* [PROBLEM TO WORK ON]: Transcribe the records in full, keeping every character as it is.

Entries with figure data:
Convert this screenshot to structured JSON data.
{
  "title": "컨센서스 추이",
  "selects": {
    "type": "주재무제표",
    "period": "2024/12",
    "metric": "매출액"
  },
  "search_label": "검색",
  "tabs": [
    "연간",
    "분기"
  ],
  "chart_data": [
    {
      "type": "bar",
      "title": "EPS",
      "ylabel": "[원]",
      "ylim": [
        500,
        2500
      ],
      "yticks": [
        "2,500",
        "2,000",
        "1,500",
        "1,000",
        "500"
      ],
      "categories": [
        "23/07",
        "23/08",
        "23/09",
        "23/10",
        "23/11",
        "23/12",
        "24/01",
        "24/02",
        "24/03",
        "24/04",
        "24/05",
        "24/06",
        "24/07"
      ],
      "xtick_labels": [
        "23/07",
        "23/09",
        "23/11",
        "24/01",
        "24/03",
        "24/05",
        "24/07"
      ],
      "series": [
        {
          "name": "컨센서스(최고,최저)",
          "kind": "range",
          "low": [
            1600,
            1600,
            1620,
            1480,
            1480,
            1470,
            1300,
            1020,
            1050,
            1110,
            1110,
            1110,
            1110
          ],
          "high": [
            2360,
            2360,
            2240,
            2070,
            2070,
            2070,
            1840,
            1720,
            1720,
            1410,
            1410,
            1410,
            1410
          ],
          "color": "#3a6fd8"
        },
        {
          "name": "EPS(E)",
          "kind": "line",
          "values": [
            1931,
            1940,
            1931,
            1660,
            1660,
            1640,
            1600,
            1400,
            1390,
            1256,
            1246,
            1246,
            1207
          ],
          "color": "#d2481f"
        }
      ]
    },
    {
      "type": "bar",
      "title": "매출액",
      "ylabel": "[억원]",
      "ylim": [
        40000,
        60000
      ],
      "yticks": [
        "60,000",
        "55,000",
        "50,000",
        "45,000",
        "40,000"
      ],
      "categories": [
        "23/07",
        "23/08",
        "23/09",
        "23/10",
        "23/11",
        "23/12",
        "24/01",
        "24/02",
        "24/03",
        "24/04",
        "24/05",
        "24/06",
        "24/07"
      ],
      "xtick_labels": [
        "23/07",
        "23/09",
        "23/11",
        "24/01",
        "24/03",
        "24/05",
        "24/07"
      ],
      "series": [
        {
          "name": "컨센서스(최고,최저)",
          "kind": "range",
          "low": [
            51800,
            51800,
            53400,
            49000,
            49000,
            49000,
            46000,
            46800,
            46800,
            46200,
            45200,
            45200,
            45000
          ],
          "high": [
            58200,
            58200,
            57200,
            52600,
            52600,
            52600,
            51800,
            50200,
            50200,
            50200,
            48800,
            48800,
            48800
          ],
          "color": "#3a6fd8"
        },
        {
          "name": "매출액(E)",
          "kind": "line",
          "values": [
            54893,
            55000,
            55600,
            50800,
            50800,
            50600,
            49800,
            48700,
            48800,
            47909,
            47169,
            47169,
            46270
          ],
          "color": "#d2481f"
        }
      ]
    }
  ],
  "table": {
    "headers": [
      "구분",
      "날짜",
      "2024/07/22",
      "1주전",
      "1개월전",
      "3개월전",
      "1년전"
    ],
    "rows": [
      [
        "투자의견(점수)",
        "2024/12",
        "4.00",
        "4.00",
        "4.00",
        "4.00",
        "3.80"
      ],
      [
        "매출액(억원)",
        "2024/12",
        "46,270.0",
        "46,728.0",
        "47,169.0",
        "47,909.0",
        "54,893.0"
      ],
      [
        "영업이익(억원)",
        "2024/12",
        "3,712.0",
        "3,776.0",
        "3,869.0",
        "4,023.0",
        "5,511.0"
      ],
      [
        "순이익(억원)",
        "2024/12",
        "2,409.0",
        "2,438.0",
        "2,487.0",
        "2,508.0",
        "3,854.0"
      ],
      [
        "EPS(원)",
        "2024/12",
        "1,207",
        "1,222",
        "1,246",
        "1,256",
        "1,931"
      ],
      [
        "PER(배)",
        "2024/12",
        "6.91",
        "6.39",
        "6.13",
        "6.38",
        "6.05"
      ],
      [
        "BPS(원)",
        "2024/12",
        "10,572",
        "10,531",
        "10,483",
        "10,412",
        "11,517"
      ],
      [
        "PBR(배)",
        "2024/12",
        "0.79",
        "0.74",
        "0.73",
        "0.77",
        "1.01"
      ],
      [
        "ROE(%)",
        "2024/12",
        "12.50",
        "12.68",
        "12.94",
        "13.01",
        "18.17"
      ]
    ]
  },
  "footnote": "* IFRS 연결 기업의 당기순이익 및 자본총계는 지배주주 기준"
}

* [TASK RESULT]:
Convert this screenshot to structured JSON data.
{
  "title": "컨센서스 추이",
  "selects": {
    "type": "주재무제표",
    "period": "2024/12",
    "metric": "매출액"
  },
  "search_label": "검색",
  "tabs": [
    "연간",
    "분기"
  ],
  "chart_data": [
    {
      "type": "bar",
      "title": "EPS",
      "ylabel": "[원]",
      "ylim": [
        500,
        2500
      ],
      "yticks": [
        "2,500",
        "2,000",
        "1,500",
        "1,000",
        "500"
      ],
      "categories": [
        "23/07",
        "23/08",
        "23/09",
        "23/10",
        "23/11",
        "23/12",
        "24/01",
        "24/02",
        "24/03",
        "24/04",
        "24/05",
        "24/06",
        "24/07"
      ],
      "xtick_labels": [
        "23/07",
        "23/09",
        "23/11",
        "24/01",
        "24/03",
        "24/05",
        "24/07"
      ],
      "series": [
        {
          "name": "컨센서스(최고,최저)",
          "kind": "range",
          "low": [
            1600,
            1600,
            1620,
            1480,
            1480,
            1470,
            1300,
            1020,
            1050,
            1110,
            1110,
            1110,
            1110
          ],
          "high": [
            2360,
            2360,
            2240,
            2070,
            2070,
            2070,
            1840,
            1720,
            1720,
            1410,
            1410,
            1410,
            1410
          ],
          "color": "#3a6fd8"
        },
        {
          "name": "EPS(E)",
          "kind": "line",
          "values": [
            1931,
            1940,
            1931,
            1660,
            1660,
            1640,
            1600,
            1400,
            1390,
            1256,
            1246,
            1246,
            1207
          ],
          "color": "#d2481f"
        }
      ]
    },
    {
      "type": "bar",
      "title": "매출액",
      "ylabel": "[억원]",
      "ylim": [
        40000,
        60000
      ],
      "yticks": [
        "60,000",
        "55,000",
        "50,000",
        "45,000",
        "40,000"
      ],
      "categories": [
        "23/07",
        "23/08",
        "23/09",
        "23/10",
        "23/11",
        "23/12",
        "24/01",
        "24/02",
        "24/03",
        "24/04",
        "24/05",
        "24/06",
        "24/07"
      ],
      "xtick_labels": [
        "23/07",
        "23/09",
        "23/11",
        "24/01",
        "24/03",
        "24/05",
        "24/07"
      ],
      "series": [
        {
          "name": "컨센서스(최고,최저)",
          "kind": "range",
          "low": [
            51800,
            51800,
            53400,
            49000,
            49000,
            49000,
            46000,
            46800,
            46800,
            46200,
            45200,
            45200,
            45000
          ],
          "high": [
            58200,
            58200,
            57200,
            52600,
            52600,
            52600,
            51800,
            50200,
            50200,
            50200,
            48800,
            48800,
            48800
          ],
          "color": "#3a6fd8"
        },
        {
          "name": "매출액(E)",
          "kind": "line",
          "values": [
            54893,
            55000,
            55600,
            50800,
            50800,
            50600,
            49800,
            48700,
            48800,
            47909,
            47169,
            47169,
            46270
          ],
          "color": "#d2481f"
        }
      ]
    }
  ],
  "table": {
    "headers": [
      "구분",
      "날짜",
      "2024/07/22",
      "1주전",
      "1개월전",
      "3개월전",
      "1년전"
    ],
    "rows": [
      [
        "투자의견(점수)",
        "2024/12",
        "4.00",
        "4.00",
        "4.00",
        "4.00",
        "3.80"
      ],
      [
        "매출액(억원)",
        "2024/12",
        "46,270.0",
        "46,728.0",
        "47,169.0",
        "47,909.0",
        "54,893.0"
      ],
      [
        "영업이익(억원)",
        "2024/12",
        "3,712.0",
        "3,776.0",
        "3,869.0",
        "4,023.0",
        "5,511.0"
      ],
      [
        "순이익(억원)",
        "2024/12",
        "2,409.0",
        "2,438.0",
        "2,487.0",
        "2,508.0",
        "3,854.0"
      ],
      [
        "EPS(원)",
        "2024/12",
        "1,207",
        "1,222",
        "1,246",
        "1,256",
        "1,931"
      ],
      [
        "PER(배)",
        "2024/12",
        "6.91",
        "6.39",
        "6.13",
        "6.38",
        "6.05"
      ],
      [
        "BPS(원)",
        "2024/12",
        "10,572",
        "10,531",
        "10,483",
        "10,412",
        "11,517"
      ],
      [
        "PBR(배)",
        "2024/12",
        "0.79",
        "0.74",
        "0.73",
        "0.77",
        "1.01"
      ],
      [
        "ROE(%)",
        "2024/12",
        "12.50",
        "12.68",
        "12.94",
        "13.01",
        "18.17"
      ]
    ]
  },
  "footnote": "* IFRS 연결 기업의 당기순이익 및 자본총계는 지배주주 기준"
}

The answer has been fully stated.